* **Given request**
Go through the lines below and copy each one that holds the string "слова".

* **Record excerpts**

Begin

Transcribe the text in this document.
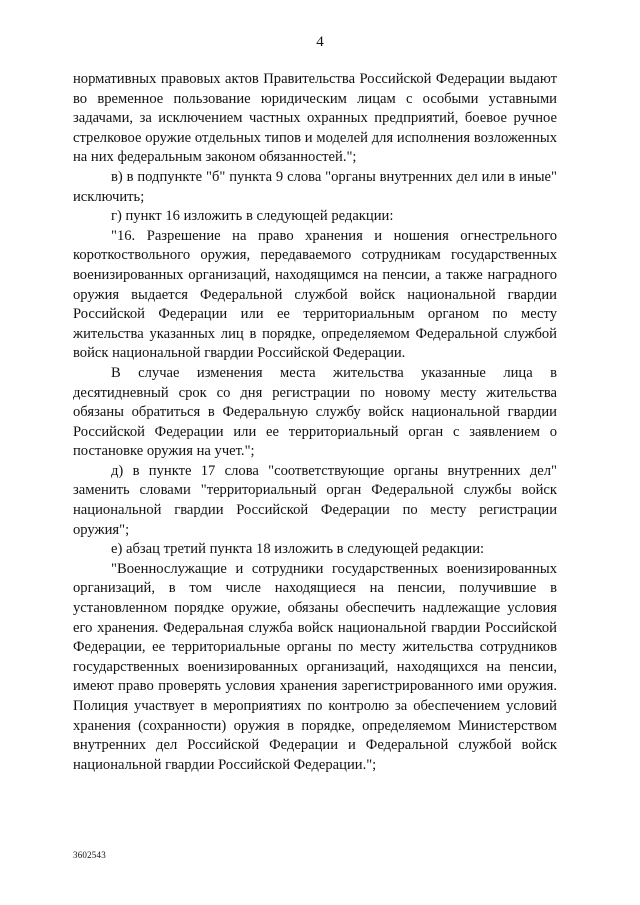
4

нормативных правовых актов Правительства Российской Федерации выдают во временное пользование юридическим лицам с особыми уставными задачами, за исключением частных охранных предприятий, боевое ручное стрелковое оружие отдельных типов и моделей для исполнения возложенных на них федеральным законом обязанностей.";

в) в подпункте "б" пункта 9 слова "органы внутренних дел или в иные" исключить;

г) пункт 16 изложить в следующей редакции:

"16. Разрешение на право хранения и ношения огнестрельного короткоствольного оружия, передаваемого сотрудникам государственных военизированных организаций, находящимся на пенсии, а также наградного оружия выдается Федеральной службой войск национальной гвардии Российской Федерации или ее территориальным органом по месту жительства указанных лиц в порядке, определяемом Федеральной службой войск национальной гвардии Российской Федерации.

В случае изменения места жительства указанные лица в десятидневный срок со дня регистрации по новому месту жительства обязаны обратиться в Федеральную службу войск национальной гвардии Российской Федерации или ее территориальный орган с заявлением о постановке оружия на учет.";

д) в пункте 17 слова "соответствующие органы внутренних дел" заменить словами "территориальный орган Федеральной службы войск национальной гвардии Российской Федерации по месту регистрации оружия";

е) абзац третий пункта 18 изложить в следующей редакции:

"Военнослужащие и сотрудники государственных военизированных организаций, в том числе находящиеся на пенсии, получившие в установленном порядке оружие, обязаны обеспечить надлежащие условия его хранения. Федеральная служба войск национальной гвардии Российской Федерации, ее территориальные органы по месту жительства сотрудников государственных военизированных организаций, находящихся на пенсии, имеют право проверять условия хранения зарегистрированного ими оружия. Полиция участвует в мероприятиях по контролю за обеспечением условий хранения (сохранности) оружия в порядке, определяемом Министерством внутренних дел Российской Федерации и Федеральной службой войск национальной гвардии Российской Федерации.";

3602543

End

* **Output for this exercise**
в) в подпункте "б" пункта 9 слова "органы внутренних дел или в иные" исключить;
д) в пункте 17 слова "соответствующие органы внутренних дел" заменить словами "территориальный орган Федеральной службы войск национальной гвардии Российской Федерации по месту регистрации оружия";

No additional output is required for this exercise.